WHAT IS EXPECTED: Retype the data below without altering anything.

DATA EXCERPTS:
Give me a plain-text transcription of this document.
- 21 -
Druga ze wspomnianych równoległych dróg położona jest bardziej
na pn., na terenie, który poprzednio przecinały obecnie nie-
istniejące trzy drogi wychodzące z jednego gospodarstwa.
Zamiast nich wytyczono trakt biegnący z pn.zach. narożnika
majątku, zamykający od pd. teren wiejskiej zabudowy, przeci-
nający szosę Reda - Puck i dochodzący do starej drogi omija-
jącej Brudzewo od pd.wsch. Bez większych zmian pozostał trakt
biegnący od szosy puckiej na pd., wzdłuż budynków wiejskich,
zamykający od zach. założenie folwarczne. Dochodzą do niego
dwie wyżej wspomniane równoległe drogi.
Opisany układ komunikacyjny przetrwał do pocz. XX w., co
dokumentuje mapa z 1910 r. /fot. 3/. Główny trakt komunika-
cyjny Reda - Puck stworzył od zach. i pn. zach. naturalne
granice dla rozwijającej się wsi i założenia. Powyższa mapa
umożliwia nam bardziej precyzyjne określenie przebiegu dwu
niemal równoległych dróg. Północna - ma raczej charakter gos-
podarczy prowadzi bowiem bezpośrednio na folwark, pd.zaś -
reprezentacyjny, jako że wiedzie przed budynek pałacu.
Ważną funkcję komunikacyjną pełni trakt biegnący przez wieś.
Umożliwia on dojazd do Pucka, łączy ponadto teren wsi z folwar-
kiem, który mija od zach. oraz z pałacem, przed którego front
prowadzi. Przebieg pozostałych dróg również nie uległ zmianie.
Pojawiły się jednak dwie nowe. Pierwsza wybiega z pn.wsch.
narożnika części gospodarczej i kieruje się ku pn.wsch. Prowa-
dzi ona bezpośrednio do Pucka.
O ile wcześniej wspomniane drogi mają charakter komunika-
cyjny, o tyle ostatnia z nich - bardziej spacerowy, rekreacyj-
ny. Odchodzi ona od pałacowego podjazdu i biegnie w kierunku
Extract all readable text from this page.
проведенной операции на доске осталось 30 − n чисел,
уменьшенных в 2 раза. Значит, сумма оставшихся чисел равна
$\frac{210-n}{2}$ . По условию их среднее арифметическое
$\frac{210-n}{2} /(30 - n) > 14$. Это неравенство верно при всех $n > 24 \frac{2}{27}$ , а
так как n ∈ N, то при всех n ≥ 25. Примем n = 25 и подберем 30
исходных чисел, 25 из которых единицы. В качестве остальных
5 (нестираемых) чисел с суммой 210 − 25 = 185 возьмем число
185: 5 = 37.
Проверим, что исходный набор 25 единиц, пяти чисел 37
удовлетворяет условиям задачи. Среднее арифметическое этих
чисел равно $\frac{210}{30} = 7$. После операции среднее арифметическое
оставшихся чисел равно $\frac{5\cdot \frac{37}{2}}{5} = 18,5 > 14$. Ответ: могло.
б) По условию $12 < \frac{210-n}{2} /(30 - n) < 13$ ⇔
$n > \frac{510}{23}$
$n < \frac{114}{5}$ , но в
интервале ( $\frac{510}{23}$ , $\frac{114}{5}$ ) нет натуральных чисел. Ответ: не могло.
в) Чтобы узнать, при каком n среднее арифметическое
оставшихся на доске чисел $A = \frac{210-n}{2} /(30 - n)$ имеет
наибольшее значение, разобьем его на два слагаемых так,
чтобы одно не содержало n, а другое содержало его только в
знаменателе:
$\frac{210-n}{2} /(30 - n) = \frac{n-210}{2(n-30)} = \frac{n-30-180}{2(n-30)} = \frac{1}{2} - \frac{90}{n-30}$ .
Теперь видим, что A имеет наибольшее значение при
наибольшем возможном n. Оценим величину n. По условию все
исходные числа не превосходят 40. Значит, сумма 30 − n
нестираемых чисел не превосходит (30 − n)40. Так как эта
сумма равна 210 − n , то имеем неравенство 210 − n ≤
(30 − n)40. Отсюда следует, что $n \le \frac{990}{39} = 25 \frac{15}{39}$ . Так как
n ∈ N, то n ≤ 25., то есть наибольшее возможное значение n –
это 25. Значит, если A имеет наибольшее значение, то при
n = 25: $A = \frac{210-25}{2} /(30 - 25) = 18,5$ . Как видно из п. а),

TASK RESPONSE:
Give me a plain-text transcription of this document.
- 21 -
Druga ze wspomnianych równoległych dróg położona jest bardziej
na pn., na terenie, który poprzednio przecinały obecnie nie-
istniejące trzy drogi wychodzące z jednego gospodarstwa.
Zamiast nich wytyczono trakt biegnący z pn.zach. narożnika
majątku, zamykający od pd. teren wiejskiej zabudowy, przeci-
nający szosę Reda - Puck i dochodzący do starej drogi omija-
jącej Brudzewo od pd.wsch. Bez większych zmian pozostał trakt
biegnący od szosy puckiej na pd., wzdłuż budynków wiejskich,
zamykający od zach. założenie folwarczne. Dochodzą do niego
dwie wyżej wspomniane równoległe drogi.
Opisany układ komunikacyjny przetrwał do pocz. XX w., co
dokumentuje mapa z 1910 r. /fot. 3/. Główny trakt komunika-
cyjny Reda - Puck stworzył od zach. i pn. zach. naturalne
granice dla rozwijającej się wsi i założenia. Powyższa mapa
umożliwia nam bardziej precyzyjne określenie przebiegu dwu
niemal równoległych dróg. Północna - ma raczej charakter gos-
podarczy prowadzi bowiem bezpośrednio na folwark, pd.zaś -
reprezentacyjny, jako że wiedzie przed budynek pałacu.
Ważną funkcję komunikacyjną pełni trakt biegnący przez wieś.
Umożliwia on dojazd do Pucka, łączy ponadto teren wsi z folwar-
kiem, który mija od zach. oraz z pałacem, przed którego front
prowadzi. Przebieg pozostałych dróg również nie uległ zmianie.
Pojawiły się jednak dwie nowe. Pierwsza wybiega z pn.wsch.
narożnika części gospodarczej i kieruje się ku pn.wsch. Prowa-
dzi ona bezpośrednio do Pucka.
O ile wcześniej wspomniane drogi mają charakter komunika-
cyjny, o tyle ostatnia z nich - bardziej spacerowy, rekreacyj-
ny. Odchodzi ona od pałacowego podjazdu i biegnie w kierunku
Extract all readable text from this page.
проведенной операции на доске осталось 30 − n чисел,
уменьшенных в 2 раза. Значит, сумма оставшихся чисел равна
$\frac{210-n}{2}$ . По условию их среднее арифметическое
$\frac{210-n}{2} /(30 - n) > 14$. Это неравенство верно при всех $n > 24 \frac{2}{27}$ , а
так как n ∈ N, то при всех n ≥ 25. Примем n = 25 и подберем 30
исходных чисел, 25 из которых единицы. В качестве остальных
5 (нестираемых) чисел с суммой 210 − 25 = 185 возьмем число
185: 5 = 37.
Проверим, что исходный набор 25 единиц, пяти чисел 37
удовлетворяет условиям задачи. Среднее арифметическое этих
чисел равно $\frac{210}{30} = 7$. После операции среднее арифметическое
оставшихся чисел равно $\frac{5\cdot \frac{37}{2}}{5} = 18,5 > 14$. Ответ: могло.
б) По условию $12 < \frac{210-n}{2} /(30 - n) < 13$ ⇔
$n > \frac{510}{23}$
$n < \frac{114}{5}$ , но в
интервале ( $\frac{510}{23}$ , $\frac{114}{5}$ ) нет натуральных чисел. Ответ: не могло.
в) Чтобы узнать, при каком n среднее арифметическое
оставшихся на доске чисел $A = \frac{210-n}{2} /(30 - n)$ имеет
наибольшее значение, разобьем его на два слагаемых так,
чтобы одно не содержало n, а другое содержало его только в
знаменателе:
$\frac{210-n}{2} /(30 - n) = \frac{n-210}{2(n-30)} = \frac{n-30-180}{2(n-30)} = \frac{1}{2} - \frac{90}{n-30}$ .
Теперь видим, что A имеет наибольшее значение при
наибольшем возможном n. Оценим величину n. По условию все
исходные числа не превосходят 40. Значит, сумма 30 − n
нестираемых чисел не превосходит (30 − n)40. Так как эта
сумма равна 210 − n , то имеем неравенство 210 − n ≤
(30 − n)40. Отсюда следует, что $n \le \frac{990}{39} = 25 \frac{15}{39}$ . Так как
n ∈ N, то n ≤ 25., то есть наибольшее возможное значение n –
это 25. Значит, если A имеет наибольшее значение, то при
n = 25: $A = \frac{210-25}{2} /(30 - 25) = 18,5$ . Как видно из п. а),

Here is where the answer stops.